### EXERCISE INPUTS
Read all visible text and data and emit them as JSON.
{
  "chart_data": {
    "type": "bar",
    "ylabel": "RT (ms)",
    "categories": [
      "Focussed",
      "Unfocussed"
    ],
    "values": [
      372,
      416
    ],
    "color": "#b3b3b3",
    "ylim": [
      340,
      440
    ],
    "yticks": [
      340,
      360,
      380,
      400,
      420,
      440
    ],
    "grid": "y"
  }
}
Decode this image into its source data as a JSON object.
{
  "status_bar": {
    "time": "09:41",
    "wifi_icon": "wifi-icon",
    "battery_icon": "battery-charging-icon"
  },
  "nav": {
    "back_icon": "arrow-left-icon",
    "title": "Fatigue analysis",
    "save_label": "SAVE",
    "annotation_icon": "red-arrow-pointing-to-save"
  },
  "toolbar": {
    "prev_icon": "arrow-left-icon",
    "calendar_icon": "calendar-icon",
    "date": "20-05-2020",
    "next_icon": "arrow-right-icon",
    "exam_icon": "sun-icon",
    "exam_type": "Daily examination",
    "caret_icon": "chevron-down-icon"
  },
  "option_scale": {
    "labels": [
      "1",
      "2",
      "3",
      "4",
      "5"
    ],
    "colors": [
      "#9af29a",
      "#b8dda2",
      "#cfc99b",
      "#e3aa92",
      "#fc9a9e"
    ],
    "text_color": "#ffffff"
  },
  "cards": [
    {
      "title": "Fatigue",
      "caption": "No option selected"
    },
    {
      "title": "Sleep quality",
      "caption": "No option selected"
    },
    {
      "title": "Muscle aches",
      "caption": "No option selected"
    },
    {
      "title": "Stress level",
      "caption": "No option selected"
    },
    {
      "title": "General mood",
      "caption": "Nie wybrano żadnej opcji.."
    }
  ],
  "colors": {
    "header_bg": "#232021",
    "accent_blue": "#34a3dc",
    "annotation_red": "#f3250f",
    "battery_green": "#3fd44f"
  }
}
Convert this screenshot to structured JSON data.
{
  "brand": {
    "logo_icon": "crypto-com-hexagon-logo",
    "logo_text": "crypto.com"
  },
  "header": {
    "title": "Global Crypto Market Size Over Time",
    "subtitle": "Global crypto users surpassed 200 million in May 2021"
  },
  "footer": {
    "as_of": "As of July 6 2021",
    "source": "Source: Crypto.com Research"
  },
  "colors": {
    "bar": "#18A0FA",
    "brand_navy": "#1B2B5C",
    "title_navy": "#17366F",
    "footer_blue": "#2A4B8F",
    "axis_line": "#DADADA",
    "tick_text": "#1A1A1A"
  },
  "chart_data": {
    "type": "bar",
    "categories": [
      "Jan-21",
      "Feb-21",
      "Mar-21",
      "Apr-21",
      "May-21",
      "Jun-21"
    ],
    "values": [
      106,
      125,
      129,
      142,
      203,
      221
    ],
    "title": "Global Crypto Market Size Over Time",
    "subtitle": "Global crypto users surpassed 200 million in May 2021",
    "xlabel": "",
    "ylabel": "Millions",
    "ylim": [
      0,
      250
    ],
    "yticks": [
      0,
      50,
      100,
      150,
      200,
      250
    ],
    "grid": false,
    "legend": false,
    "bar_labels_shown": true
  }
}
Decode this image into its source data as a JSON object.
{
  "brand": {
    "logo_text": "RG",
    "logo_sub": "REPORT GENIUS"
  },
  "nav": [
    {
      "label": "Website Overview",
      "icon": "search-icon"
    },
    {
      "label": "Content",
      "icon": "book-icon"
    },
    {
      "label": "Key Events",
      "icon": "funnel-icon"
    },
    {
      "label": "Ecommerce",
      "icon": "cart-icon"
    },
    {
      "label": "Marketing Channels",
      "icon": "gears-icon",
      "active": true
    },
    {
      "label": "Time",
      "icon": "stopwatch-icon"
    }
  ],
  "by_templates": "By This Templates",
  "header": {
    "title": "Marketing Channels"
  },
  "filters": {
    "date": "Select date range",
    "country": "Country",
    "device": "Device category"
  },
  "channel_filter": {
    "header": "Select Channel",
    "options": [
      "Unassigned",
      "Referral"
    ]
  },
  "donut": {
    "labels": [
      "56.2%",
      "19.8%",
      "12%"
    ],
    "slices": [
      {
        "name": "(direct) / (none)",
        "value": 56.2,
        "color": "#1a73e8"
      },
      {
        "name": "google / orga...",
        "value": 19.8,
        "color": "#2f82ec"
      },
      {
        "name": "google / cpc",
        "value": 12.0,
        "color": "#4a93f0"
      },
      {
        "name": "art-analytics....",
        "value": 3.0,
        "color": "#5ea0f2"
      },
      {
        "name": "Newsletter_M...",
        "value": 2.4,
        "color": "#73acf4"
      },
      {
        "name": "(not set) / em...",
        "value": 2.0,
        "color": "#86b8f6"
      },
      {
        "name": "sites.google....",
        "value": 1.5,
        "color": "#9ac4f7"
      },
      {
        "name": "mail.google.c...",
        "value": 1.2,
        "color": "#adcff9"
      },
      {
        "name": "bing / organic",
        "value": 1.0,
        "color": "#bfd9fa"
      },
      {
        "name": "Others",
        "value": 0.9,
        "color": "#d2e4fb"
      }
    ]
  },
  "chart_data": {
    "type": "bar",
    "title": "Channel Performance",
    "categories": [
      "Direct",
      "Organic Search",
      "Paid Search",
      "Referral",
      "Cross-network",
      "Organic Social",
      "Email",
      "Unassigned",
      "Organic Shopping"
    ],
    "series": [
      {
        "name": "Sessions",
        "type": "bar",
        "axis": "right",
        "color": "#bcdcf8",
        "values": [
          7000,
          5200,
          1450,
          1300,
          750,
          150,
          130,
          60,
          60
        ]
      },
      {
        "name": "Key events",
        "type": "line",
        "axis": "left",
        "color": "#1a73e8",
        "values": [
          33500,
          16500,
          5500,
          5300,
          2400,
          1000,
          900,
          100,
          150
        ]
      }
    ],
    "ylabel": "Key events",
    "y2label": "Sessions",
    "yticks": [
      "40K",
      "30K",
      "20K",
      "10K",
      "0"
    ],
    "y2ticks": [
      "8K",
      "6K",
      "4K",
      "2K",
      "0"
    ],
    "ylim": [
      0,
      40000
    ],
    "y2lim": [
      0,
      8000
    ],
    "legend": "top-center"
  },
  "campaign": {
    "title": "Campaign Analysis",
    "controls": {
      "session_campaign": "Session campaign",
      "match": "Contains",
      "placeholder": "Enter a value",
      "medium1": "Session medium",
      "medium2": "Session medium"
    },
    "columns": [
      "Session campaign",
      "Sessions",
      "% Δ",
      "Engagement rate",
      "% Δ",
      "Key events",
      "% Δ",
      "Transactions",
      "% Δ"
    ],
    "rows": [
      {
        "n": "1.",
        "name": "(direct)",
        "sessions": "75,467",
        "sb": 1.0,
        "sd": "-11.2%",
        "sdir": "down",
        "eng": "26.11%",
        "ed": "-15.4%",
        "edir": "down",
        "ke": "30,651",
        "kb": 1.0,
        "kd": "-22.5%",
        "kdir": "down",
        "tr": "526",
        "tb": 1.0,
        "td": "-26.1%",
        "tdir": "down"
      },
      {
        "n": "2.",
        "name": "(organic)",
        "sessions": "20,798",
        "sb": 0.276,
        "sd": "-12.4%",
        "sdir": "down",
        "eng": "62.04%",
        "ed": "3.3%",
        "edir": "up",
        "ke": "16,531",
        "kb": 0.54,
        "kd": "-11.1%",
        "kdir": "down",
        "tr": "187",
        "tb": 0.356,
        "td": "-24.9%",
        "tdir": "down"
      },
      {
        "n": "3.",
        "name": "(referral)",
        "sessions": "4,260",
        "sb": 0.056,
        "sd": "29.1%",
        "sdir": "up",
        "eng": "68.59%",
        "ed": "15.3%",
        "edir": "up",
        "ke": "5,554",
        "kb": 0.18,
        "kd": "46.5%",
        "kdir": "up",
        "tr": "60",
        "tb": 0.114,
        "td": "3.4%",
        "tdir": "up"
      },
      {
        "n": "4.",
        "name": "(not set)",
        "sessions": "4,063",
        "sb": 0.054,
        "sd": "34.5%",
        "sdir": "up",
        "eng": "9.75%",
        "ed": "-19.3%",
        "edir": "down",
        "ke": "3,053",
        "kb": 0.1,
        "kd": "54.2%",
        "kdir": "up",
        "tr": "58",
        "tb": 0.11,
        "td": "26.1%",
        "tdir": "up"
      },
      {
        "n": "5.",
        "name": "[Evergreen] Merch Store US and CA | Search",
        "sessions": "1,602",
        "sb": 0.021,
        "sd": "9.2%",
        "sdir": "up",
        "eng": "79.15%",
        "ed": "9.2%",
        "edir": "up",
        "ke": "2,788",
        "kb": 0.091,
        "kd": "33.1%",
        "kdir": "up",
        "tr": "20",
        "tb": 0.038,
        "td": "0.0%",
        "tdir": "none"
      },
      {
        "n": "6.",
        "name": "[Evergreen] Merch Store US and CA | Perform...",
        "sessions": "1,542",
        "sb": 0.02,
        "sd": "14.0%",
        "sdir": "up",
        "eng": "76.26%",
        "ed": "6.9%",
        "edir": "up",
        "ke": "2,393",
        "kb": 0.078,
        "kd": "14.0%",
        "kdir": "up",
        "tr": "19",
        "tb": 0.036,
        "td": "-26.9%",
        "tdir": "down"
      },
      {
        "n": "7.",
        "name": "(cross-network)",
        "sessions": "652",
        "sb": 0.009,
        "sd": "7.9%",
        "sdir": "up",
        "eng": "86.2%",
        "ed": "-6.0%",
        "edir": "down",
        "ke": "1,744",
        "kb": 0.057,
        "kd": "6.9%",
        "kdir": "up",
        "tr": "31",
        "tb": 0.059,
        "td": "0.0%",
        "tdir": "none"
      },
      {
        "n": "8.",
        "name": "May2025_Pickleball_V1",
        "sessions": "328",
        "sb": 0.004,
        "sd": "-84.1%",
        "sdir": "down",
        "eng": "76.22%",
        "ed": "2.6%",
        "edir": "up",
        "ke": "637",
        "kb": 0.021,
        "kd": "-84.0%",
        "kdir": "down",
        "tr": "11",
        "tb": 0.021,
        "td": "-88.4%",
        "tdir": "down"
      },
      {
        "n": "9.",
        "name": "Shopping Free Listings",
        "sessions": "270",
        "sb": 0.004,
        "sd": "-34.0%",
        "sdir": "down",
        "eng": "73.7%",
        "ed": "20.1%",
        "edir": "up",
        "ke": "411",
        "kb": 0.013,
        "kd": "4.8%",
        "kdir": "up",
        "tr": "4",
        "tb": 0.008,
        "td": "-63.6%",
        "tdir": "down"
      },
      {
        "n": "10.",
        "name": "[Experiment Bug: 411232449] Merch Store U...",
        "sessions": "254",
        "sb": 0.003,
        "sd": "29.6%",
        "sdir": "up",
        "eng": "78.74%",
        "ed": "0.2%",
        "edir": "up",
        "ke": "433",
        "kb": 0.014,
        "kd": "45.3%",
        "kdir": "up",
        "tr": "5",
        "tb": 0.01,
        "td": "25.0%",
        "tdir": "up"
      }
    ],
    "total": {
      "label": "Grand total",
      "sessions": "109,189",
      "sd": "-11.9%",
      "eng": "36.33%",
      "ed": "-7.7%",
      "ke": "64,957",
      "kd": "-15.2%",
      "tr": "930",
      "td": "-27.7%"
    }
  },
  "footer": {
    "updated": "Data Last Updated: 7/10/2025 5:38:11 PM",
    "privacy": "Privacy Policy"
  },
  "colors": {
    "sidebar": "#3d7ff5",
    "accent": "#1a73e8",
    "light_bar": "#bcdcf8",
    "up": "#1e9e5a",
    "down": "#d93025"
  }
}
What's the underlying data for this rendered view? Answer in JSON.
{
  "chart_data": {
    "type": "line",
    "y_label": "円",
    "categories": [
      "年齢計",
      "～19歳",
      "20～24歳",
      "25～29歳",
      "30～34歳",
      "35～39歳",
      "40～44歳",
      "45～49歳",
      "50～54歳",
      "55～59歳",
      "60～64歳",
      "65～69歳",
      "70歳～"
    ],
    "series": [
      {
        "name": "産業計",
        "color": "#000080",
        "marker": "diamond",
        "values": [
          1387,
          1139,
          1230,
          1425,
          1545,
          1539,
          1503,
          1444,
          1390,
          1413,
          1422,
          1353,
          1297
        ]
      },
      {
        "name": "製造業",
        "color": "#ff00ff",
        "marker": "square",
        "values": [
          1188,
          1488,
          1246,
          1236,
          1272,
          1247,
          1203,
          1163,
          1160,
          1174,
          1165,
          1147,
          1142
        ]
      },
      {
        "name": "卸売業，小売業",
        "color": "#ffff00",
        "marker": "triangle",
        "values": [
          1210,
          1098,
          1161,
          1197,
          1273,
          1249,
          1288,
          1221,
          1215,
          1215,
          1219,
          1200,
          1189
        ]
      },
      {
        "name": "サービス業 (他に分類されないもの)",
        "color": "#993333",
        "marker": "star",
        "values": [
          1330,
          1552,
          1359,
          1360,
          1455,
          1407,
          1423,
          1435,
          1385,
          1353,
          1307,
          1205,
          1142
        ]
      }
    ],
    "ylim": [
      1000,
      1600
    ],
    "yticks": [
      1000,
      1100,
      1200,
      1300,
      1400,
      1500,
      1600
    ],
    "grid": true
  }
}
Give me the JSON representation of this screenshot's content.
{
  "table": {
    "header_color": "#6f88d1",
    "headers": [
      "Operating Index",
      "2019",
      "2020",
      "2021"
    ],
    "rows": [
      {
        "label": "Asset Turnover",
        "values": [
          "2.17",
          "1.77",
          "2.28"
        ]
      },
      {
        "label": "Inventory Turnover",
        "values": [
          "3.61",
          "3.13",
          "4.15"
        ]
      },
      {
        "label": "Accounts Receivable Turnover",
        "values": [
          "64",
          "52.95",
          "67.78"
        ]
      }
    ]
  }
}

### SHORT TASK
Look through the data above. Copy every line with the string "Marketing" in it.

### OUTPUT OF THE TASK
      "label": "Marketing Channels",
    "title": "Marketing Channels"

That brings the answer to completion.